Instruction: Each line of the material must be repeated precisely, with the pictures left out.

----- Records for the task -----

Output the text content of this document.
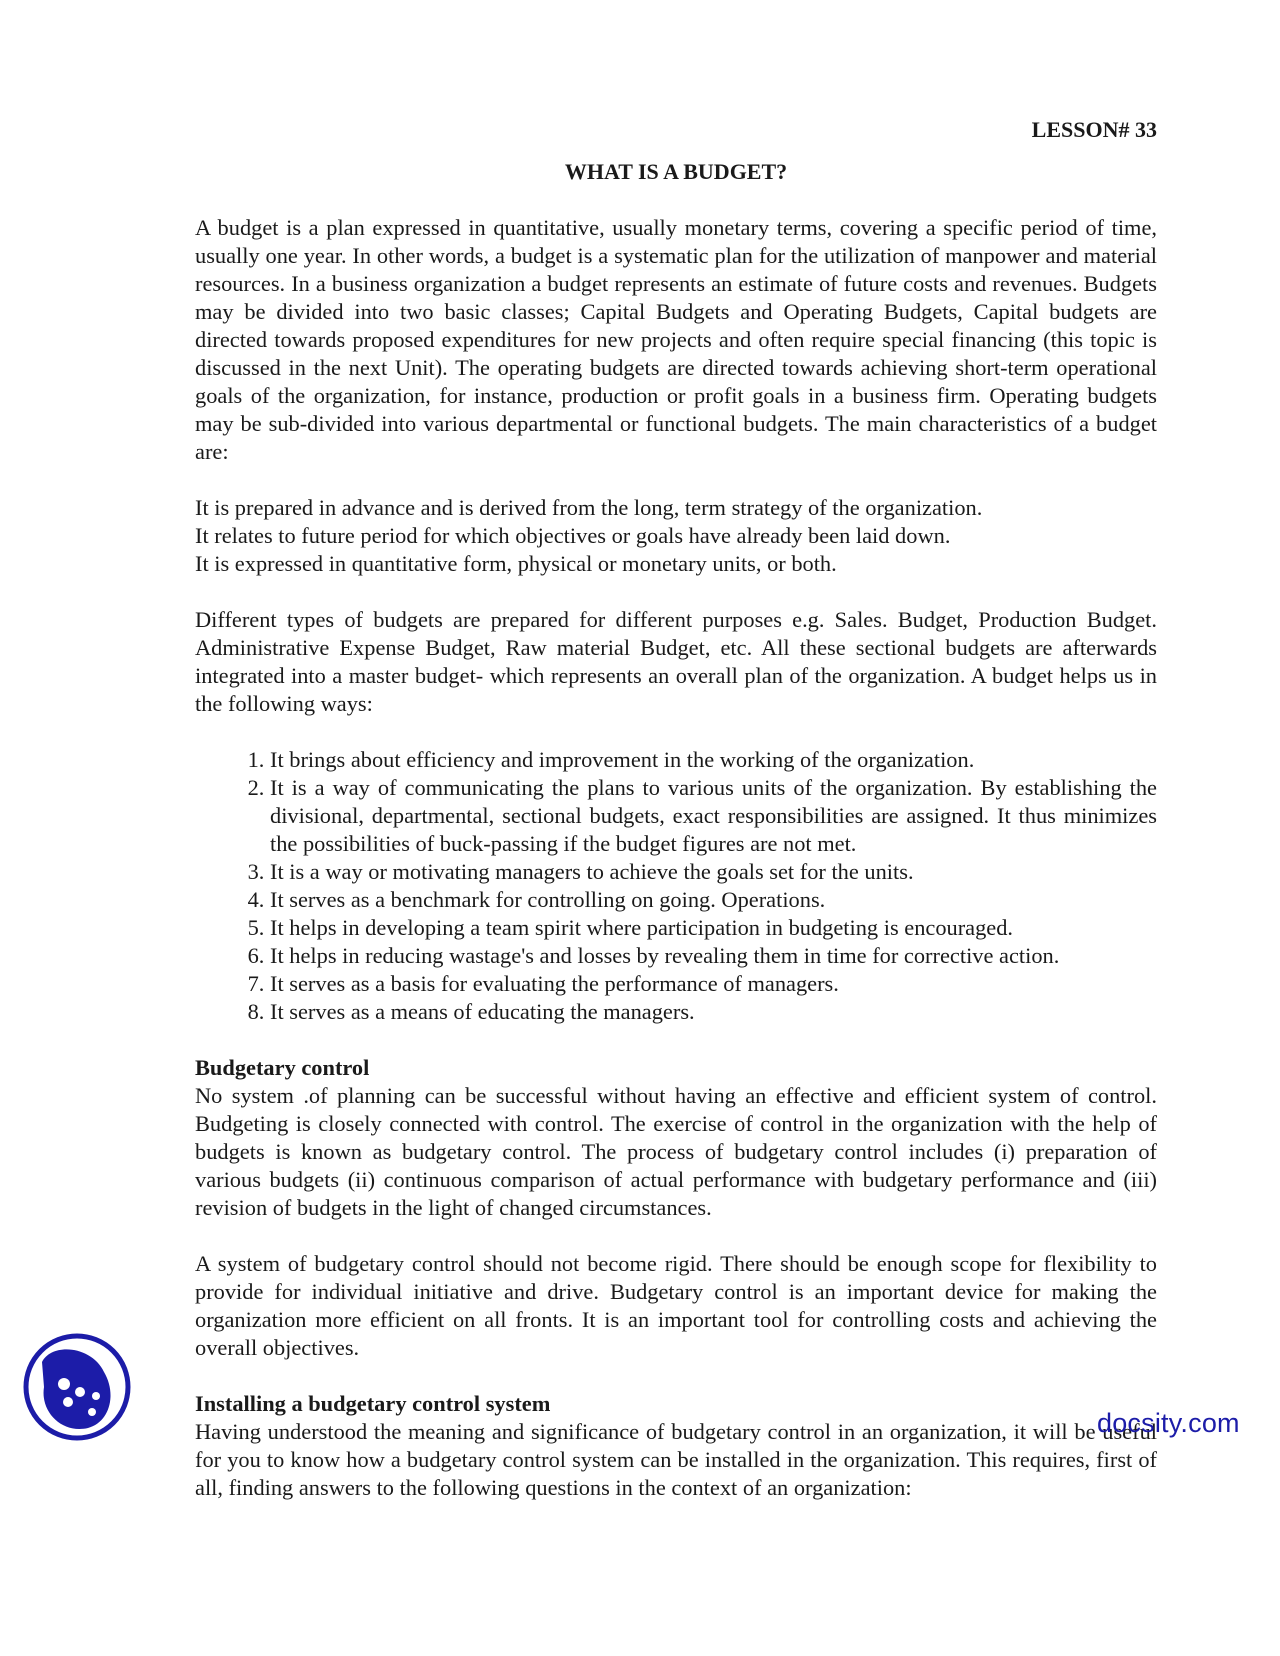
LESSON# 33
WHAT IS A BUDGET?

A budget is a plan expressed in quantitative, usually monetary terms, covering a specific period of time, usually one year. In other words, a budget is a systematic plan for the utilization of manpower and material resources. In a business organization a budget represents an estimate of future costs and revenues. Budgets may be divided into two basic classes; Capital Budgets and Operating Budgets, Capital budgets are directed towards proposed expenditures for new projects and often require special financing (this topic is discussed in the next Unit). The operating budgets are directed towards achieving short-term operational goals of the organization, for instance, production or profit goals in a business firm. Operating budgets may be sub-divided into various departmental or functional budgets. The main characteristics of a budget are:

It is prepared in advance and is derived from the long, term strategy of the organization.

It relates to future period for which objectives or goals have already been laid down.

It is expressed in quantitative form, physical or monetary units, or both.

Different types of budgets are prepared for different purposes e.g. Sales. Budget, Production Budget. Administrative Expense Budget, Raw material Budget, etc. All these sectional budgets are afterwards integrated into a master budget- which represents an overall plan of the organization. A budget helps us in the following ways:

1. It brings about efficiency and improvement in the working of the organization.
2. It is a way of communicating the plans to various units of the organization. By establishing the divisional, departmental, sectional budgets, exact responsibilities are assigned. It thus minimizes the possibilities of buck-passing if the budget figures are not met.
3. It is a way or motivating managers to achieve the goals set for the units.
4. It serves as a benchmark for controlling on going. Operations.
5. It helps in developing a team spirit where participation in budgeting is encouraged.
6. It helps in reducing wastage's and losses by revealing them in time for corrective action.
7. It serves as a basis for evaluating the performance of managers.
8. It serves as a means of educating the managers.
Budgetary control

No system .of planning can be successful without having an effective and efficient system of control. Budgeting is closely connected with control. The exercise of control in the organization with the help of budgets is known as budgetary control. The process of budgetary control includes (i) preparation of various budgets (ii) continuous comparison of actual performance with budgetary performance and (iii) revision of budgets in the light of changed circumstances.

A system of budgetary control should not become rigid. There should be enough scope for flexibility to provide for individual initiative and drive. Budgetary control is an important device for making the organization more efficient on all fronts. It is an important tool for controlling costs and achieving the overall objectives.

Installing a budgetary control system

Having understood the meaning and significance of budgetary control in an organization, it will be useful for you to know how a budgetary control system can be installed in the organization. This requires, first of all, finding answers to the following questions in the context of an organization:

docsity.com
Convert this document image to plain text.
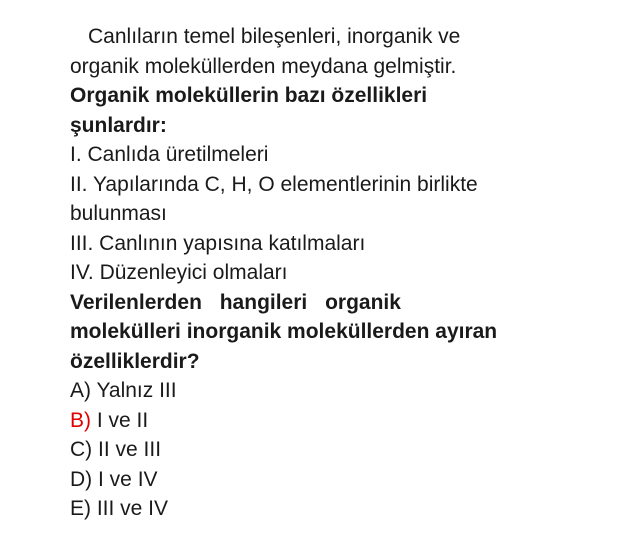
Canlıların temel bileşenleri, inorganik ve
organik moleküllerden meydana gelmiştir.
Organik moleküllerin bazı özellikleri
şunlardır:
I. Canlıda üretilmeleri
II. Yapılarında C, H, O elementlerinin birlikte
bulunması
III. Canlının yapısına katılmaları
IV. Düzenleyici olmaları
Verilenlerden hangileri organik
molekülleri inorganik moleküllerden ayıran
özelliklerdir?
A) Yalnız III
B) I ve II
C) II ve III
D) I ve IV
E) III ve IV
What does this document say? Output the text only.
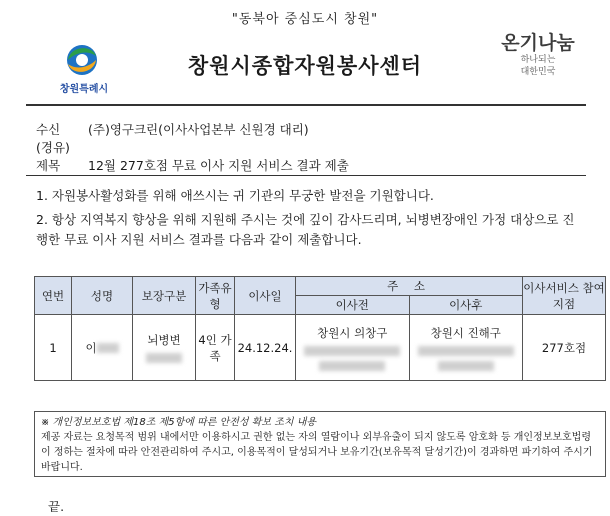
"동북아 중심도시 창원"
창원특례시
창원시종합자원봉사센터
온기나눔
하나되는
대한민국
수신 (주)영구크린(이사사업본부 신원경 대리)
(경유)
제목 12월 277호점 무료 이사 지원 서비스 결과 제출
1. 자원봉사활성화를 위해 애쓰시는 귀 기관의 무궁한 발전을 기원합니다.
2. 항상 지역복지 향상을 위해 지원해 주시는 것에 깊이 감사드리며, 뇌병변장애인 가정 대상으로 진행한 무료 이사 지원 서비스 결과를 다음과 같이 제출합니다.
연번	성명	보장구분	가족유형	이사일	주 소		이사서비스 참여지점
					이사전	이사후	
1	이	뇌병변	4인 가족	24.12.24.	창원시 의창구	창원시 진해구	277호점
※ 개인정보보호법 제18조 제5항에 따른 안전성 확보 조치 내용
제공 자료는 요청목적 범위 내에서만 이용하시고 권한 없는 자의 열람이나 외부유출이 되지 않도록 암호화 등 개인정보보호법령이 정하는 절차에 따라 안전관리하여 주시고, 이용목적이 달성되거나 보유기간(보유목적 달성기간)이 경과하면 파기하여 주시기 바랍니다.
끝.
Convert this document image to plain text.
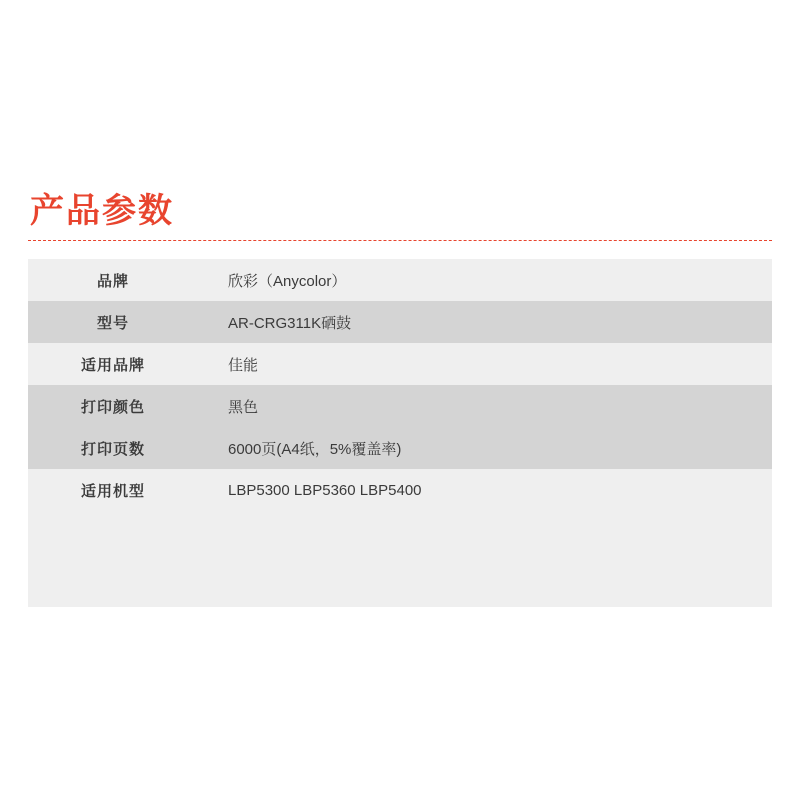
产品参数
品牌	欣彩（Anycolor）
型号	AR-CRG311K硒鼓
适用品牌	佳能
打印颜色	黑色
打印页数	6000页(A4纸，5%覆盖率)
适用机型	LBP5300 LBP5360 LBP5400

-----

Solution:
Output the text content of this document.
LESSON# 33
WHAT IS A BUDGET?

A budget is a plan expressed in quantitative, usually monetary terms, covering a specific period of time, usually one year. In other words, a budget is a systematic plan for the utilization of manpower and material resources. In a business organization a budget represents an estimate of future costs and revenues. Budgets may be divided into two basic classes; Capital Budgets and Operating Budgets, Capital budgets are directed towards proposed expenditures for new projects and often require special financing (this topic is discussed in the next Unit). The operating budgets are directed towards achieving short-term operational goals of the organization, for instance, production or profit goals in a business firm. Operating budgets may be sub-divided into various departmental or functional budgets. The main characteristics of a budget are:

It is prepared in advance and is derived from the long, term strategy of the organization.

It relates to future period for which objectives or goals have already been laid down.

It is expressed in quantitative form, physical or monetary units, or both.

Different types of budgets are prepared for different purposes e.g. Sales. Budget, Production Budget. Administrative Expense Budget, Raw material Budget, etc. All these sectional budgets are afterwards integrated into a master budget- which represents an overall plan of the organization. A budget helps us in the following ways:

1. It brings about efficiency and improvement in the working of the organization.
2. It is a way of communicating the plans to various units of the organization. By establishing the divisional, departmental, sectional budgets, exact responsibilities are assigned. It thus minimizes the possibilities of buck-passing if the budget figures are not met.
3. It is a way or motivating managers to achieve the goals set for the units.
4. It serves as a benchmark for controlling on going. Operations.
5. It helps in developing a team spirit where participation in budgeting is encouraged.
6. It helps in reducing wastage's and losses by revealing them in time for corrective action.
7. It serves as a basis for evaluating the performance of managers.
8. It serves as a means of educating the managers.
Budgetary control

No system .of planning can be successful without having an effective and efficient system of control. Budgeting is closely connected with control. The exercise of control in the organization with the help of budgets is known as budgetary control. The process of budgetary control includes (i) preparation of various budgets (ii) continuous comparison of actual performance with budgetary performance and (iii) revision of budgets in the light of changed circumstances.

A system of budgetary control should not become rigid. There should be enough scope for flexibility to provide for individual initiative and drive. Budgetary control is an important device for making the organization more efficient on all fronts. It is an important tool for controlling costs and achieving the overall objectives.

Installing a budgetary control system

Having understood the meaning and significance of budgetary control in an organization, it will be useful for you to know how a budgetary control system can be installed in the organization. This requires, first of all, finding answers to the following questions in the context of an organization:

docsity.com
Convert this document image to plain text.
Canlıların temel bileşenleri, inorganik ve
organik moleküllerden meydana gelmiştir.
Organik moleküllerin bazı özellikleri
şunlardır:
I. Canlıda üretilmeleri
II. Yapılarında C, H, O elementlerinin birlikte
bulunması
III. Canlının yapısına katılmaları
IV. Düzenleyici olmaları
Verilenlerden hangileri organik
molekülleri inorganik moleküllerden ayıran
özelliklerdir?
A) Yalnız III
B) I ve II
C) II ve III
D) I ve IV
E) III ve IV
What does this document say? Output the text only.
"동북아 중심도시 창원"
창원특례시
창원시종합자원봉사센터
온기나눔
하나되는
대한민국
수신 (주)영구크린(이사사업본부 신원경 대리)
(경유)
제목 12월 277호점 무료 이사 지원 서비스 결과 제출
1. 자원봉사활성화를 위해 애쓰시는 귀 기관의 무궁한 발전을 기원합니다.
2. 항상 지역복지 향상을 위해 지원해 주시는 것에 깊이 감사드리며, 뇌병변장애인 가정 대상으로 진행한 무료 이사 지원 서비스 결과를 다음과 같이 제출합니다.
연번	성명	보장구분	가족유형	이사일	주 소		이사서비스 참여지점
					이사전	이사후	
1	이	뇌병변	4인 가족	24.12.24.	창원시 의창구	창원시 진해구	277호점
※ 개인정보보호법 제18조 제5항에 따른 안전성 확보 조치 내용
제공 자료는 요청목적 범위 내에서만 이용하시고 권한 없는 자의 열람이나 외부유출이 되지 않도록 암호화 등 개인정보보호법령이 정하는 절차에 따라 안전관리하여 주시고, 이용목적이 달성되거나 보유기간(보유목적 달성기간)이 경과하면 파기하여 주시기 바랍니다.
끝.
Convert this document image to plain text.
产品参数
品牌	欣彩（Anycolor）
型号	AR-CRG311K硒鼓
适用品牌	佳能
打印颜色	黑色
打印页数	6000页(A4纸，5%覆盖率)
适用机型	LBP5300 LBP5360 LBP5400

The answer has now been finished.